┏━━
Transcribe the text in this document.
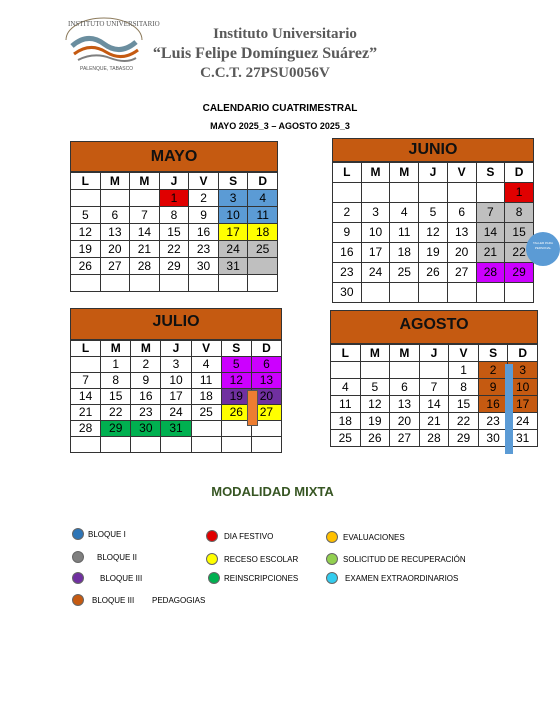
INSTITUTO UNIVERSITARIO
PALENQUE, TABASCO
Instituto Universitario
“Luis Felipe Domínguez Suárez”
C.C.T. 27PSU0056V
CALENDARIO CUATRIMESTRAL
MAYO 2025_3 – AGOSTO 2025_3
MAYO
L	M	M	J	V	S	D
			1	2	3	4
5	6	7	8	9	10	11
12	13	14	15	16	17	18
19	20	21	22	23	24	25
26	27	28	29	30	31	

JUNIO
L	M	M	J	V	S	D
						1
2	3	4	5	6	7	8
9	10	11	12	13	14	15
16	17	18	19	20	21	22
23	24	25	26	27	28	29
30						
JULIO
L	M	M	J	V	S	D
	1	2	3	4	5	6
7	8	9	10	11	12	13
14	15	16	17	18	19	20
21	22	23	24	25	26	27
28	29	30	31			

AGOSTO
L	M	M	J	V	S	D
				1	2	3
4	5	6	7	8	9	10
11	12	13	14	15	16	17
18	19	20	21	22	23	24
25	26	27	28	29	30	31
TALLER PARA PERSONAL
MODALIDAD MIXTA
BLOQUE I	DIA FESTIVO	EVALUACIONES
BLOQUE II	RECESO ESCOLAR	SOLICITUD DE RECUPERACIÓN
BLOQUE III	REINSCRIPCIONES	EXAMEN EXTRAORDINARIOS
BLOQUE III PEDAGOGIAS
┗━━
→ PROBLEM TO WORK ON: Look through the material above. Copy each line where the word "BLOQUE" appears.

→ THE COMPLETED TASK:
BLOQUE I	DIA FESTIVO	EVALUACIONES
BLOQUE II	RECESO ESCOLAR	SOLICITUD DE RECUPERACIÓN
BLOQUE III	REINSCRIPCIONES	EXAMEN EXTRAORDINARIOS
BLOQUE III PEDAGOGIAS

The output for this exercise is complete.